## Extract to read
※
A follow-up on this. To quote by copy/paste:
Lots of languages have something that lets you build up a dynamically-sized string with minimal overhead. C doesn't, and I found myself using code that did that manually in a couple of places, so I packaged it into a class. Note that I've only implemented functionality I'm using.
stringbuilder.h
It's the same as last time.
#ifndef CONCATEN_STRINGBUILDER_H
#define CONCATEN_STRINGBUILDER_H
#include <stddef.h>
#include <stdbool.h>
struct StringBuilder;
typedef struct StringBuilder *StringBuilder;
StringBuilder sb_new(size_t);
bool sb_append(StringBuilder, char);
char *sb_as_string(StringBuilder);
char *sb_free_copy(StringBuilder);
size_t sb_size(StringBuilder);
void sb_free(StringBuilder);
#endif //CONCATEN_STRINGBUILDER_H
stringbuilder.c
#include <stdlib.h>
#include <string.h>
#include "stringbuilder.h"
struct StringBuilder {
char *mem;
size_t count;
size_t cap;
};
StringBuilder sb_new(size_t init_cap) {
if (init_cap == 0) {
return NULL;
}
StringBuilder ret = malloc(sizeof(struct StringBuilder));
if (!ret) return NULL;
ret->mem = calloc(init_cap, sizeof(char));
if (!ret->mem) {
free(ret);
return NULL;
}
ret->cap = init_cap;
ret->count = 0;
return ret;
}
#define LOAD_FACTOR 2
bool sb_append(StringBuilder to, char c) {
if (to->count + 1 == to->cap) {
char *new_mem = realloc(to->mem, to->cap * LOAD_FACTOR);
if (!new_mem) {
return false;
}
memset(new_mem + to->cap, 0, to->cap);
to->mem = new_mem;
to->cap *= LOAD_FACTOR;
}
++to->count;
to->mem[to->count - 1] = c;
return true;
}
char *sb_as_string(StringBuilder sb) {
return sb->mem;
}
char *sb_free_copy(StringBuilder sb) {
char *ret = malloc((sb->count + 1) * sizeof(char));
if (!ret) {
return NULL;
}
strcpy(ret, sb->mem);
ret[sb->count] = 0;
sb_free(sb);
return ret;
}
size_t sb_size(StringBuilder sb) {
return sb->count;
}
void sb_free(StringBuilder sb) {
if (sb) {
if (sb->mem) free(sb->mem);
free(sb);
}
}
This time around, I'm concerned most about... exactly the same things:
- Performance. This code gets called a lot. I want it to be as fast as possible.
※
## Information provided
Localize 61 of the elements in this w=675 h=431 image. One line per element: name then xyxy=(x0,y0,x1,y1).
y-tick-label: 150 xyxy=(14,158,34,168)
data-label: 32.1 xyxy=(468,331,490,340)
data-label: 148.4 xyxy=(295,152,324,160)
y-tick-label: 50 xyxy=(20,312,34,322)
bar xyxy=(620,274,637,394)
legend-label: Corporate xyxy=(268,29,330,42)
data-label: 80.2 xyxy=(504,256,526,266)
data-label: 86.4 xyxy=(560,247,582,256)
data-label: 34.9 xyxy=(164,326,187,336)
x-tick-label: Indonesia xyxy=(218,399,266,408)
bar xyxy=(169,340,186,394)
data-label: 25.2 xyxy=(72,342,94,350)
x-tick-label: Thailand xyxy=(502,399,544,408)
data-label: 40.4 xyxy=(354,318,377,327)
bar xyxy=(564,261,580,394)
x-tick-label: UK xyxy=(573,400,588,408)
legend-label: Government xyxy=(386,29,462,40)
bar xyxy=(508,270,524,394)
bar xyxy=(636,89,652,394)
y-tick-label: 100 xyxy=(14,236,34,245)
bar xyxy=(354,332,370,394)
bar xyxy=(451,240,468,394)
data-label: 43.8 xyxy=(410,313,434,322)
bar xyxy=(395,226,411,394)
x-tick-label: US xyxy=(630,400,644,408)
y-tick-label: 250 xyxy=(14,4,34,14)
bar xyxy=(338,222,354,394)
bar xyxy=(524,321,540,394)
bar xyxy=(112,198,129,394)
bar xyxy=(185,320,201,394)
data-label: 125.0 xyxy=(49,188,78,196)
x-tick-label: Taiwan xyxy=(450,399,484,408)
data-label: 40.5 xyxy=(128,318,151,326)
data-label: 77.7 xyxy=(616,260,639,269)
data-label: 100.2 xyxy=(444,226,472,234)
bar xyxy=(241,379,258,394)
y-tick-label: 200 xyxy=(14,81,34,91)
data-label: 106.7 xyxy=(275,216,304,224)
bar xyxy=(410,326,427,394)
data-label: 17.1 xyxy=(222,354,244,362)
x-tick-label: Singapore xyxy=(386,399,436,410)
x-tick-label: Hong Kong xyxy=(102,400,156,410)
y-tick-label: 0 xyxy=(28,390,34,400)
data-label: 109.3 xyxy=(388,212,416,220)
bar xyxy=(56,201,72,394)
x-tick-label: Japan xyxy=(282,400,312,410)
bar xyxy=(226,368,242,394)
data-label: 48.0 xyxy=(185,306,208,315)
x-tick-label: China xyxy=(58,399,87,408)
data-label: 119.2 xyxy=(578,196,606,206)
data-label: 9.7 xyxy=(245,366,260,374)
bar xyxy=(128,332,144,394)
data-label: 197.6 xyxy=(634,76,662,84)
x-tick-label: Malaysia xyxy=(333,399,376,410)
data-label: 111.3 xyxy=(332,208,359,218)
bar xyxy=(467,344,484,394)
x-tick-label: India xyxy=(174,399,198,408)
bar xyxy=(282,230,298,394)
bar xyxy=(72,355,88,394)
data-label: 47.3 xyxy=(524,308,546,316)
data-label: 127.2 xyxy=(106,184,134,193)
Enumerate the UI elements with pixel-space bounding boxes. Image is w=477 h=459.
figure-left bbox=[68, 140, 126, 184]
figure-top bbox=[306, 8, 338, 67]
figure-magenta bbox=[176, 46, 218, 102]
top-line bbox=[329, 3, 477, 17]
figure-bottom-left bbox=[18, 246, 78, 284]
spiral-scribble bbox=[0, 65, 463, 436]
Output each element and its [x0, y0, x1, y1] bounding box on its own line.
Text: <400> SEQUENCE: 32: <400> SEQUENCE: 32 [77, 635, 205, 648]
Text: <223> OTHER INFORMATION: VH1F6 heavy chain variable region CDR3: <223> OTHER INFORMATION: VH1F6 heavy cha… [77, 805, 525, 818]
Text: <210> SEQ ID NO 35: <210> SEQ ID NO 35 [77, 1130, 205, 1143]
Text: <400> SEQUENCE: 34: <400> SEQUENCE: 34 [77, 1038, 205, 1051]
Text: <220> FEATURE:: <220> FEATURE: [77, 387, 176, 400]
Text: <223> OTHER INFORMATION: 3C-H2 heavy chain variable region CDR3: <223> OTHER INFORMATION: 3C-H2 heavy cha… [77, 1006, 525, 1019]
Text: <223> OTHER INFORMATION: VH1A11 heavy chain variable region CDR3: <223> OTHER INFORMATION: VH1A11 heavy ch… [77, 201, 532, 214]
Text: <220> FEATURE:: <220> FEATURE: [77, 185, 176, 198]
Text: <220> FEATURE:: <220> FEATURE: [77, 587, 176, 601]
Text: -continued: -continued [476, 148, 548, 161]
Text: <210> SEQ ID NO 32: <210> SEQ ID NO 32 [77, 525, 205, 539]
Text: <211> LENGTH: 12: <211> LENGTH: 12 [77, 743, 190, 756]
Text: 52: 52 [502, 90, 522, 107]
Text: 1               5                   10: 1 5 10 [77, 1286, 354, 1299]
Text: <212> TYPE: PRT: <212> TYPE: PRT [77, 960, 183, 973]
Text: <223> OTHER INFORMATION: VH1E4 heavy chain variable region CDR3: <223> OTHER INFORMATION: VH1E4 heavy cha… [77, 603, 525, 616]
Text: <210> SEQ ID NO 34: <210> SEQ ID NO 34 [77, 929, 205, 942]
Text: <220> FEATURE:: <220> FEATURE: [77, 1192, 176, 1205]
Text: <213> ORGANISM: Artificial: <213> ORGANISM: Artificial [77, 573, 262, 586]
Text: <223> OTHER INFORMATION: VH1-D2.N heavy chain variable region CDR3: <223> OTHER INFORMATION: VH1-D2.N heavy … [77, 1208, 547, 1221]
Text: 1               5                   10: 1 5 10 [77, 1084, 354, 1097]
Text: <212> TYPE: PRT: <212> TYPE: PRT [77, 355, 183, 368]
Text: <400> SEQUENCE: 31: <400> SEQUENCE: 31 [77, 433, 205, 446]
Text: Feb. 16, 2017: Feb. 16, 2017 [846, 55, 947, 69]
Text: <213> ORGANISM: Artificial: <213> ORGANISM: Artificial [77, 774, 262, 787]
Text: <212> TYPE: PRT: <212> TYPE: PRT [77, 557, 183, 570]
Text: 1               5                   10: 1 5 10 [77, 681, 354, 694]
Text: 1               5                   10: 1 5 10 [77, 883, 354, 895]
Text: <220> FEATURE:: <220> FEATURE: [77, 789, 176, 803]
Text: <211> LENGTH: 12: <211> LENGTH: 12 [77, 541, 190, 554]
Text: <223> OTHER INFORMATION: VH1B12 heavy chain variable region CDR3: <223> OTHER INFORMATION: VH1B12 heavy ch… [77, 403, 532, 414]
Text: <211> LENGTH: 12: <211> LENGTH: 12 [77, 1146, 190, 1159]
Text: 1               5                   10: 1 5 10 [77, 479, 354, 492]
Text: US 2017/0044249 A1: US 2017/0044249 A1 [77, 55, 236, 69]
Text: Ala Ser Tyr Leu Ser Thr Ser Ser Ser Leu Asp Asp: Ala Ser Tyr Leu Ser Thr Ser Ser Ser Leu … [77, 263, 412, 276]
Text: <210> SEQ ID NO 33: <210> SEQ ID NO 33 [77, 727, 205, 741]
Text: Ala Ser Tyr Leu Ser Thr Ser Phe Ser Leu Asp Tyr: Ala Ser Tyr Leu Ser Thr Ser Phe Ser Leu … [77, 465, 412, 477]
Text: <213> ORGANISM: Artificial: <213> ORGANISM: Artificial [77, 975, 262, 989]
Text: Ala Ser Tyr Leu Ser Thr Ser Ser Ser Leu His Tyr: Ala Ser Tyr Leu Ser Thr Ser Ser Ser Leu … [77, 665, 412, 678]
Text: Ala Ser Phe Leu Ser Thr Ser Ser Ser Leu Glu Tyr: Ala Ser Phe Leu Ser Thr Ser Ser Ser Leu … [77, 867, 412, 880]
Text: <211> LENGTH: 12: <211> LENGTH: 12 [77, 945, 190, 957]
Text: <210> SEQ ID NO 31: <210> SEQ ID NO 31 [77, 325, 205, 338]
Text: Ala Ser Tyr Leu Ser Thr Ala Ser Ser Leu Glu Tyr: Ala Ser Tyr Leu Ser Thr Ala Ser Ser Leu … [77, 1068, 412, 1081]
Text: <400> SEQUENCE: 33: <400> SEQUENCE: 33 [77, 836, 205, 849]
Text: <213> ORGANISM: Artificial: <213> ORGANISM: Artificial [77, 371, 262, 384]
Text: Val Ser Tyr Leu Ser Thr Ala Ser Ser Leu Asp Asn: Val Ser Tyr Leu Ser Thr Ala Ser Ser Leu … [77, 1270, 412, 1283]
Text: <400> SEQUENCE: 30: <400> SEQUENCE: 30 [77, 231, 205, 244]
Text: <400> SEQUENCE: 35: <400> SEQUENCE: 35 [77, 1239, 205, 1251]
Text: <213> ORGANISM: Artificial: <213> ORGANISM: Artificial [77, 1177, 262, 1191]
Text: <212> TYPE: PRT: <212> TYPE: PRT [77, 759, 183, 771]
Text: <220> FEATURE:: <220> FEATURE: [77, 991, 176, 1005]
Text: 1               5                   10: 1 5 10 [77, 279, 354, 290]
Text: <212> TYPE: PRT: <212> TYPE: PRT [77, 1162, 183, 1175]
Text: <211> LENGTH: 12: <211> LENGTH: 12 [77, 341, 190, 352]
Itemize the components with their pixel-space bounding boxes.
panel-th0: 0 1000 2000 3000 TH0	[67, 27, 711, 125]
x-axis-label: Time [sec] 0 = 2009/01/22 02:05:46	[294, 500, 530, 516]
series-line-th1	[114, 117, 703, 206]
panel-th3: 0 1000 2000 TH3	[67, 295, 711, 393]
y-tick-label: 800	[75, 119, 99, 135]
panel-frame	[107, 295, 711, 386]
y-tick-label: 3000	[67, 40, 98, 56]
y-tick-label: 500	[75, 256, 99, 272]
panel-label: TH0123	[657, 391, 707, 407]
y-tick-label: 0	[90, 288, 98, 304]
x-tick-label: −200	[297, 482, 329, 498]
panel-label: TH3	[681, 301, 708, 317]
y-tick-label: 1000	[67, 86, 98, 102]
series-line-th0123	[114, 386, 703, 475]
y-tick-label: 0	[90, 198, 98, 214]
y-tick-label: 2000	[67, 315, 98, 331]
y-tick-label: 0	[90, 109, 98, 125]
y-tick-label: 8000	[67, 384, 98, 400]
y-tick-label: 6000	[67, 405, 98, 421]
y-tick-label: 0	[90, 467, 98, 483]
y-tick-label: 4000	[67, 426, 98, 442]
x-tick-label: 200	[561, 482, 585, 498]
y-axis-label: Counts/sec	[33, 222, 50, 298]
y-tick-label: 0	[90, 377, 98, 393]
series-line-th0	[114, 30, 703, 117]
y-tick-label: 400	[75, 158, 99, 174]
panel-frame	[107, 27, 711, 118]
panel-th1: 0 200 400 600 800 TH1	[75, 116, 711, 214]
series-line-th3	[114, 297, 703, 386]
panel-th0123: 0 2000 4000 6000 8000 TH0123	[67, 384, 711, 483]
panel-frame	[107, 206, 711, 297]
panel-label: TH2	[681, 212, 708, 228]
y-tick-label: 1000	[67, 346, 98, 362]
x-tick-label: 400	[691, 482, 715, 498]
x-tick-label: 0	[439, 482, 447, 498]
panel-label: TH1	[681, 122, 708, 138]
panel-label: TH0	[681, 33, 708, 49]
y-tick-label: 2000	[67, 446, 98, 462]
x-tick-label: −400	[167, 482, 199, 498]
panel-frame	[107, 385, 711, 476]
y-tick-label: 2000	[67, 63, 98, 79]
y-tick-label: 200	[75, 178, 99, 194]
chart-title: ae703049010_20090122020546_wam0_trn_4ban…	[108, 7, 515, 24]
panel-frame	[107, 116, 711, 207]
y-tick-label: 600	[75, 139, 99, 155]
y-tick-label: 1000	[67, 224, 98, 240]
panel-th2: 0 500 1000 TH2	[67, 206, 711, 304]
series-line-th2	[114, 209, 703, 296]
※
## Activities
#1 Reproduce the part of the post on the C string builder verbatim, starting at "A follow-up on" and ending at "functionality I'm using.".
#2 Continue the post on the C string builder from where it stops, not the listing.

## Results for the exercise
#1
A follow-up on this. To quote by copy/paste:
Lots of languages have something that lets you build up a dynamically-sized string with minimal overhead. C doesn't, and I found myself using code that did that manually in a couple of places, so I packaged it into a class. Note that I've only implemented functionality I'm using.

#2
- Memory safety. While I'm fairly sure that this doesn't leak memory (assuming it's used properly), I'm not confident, and I'm not sure how to check.
- Edge cases. It works, as far as I can tell, but that doesn't mean that it's bug-free.
Also,
- Portability. Will this code be compileable on any (C11-conforming and/or major) compiler? I want the code that uses this to be as simple to deploy on as many platforms as possible.
Note that I specifically am not asking for advice on functions that would be nice to have. I'm only spending the time to implementing things I'm going to use; this isn't part of a general-purpose utility library, so I really don't care about supporting all the features when I use a tiny fraction of them.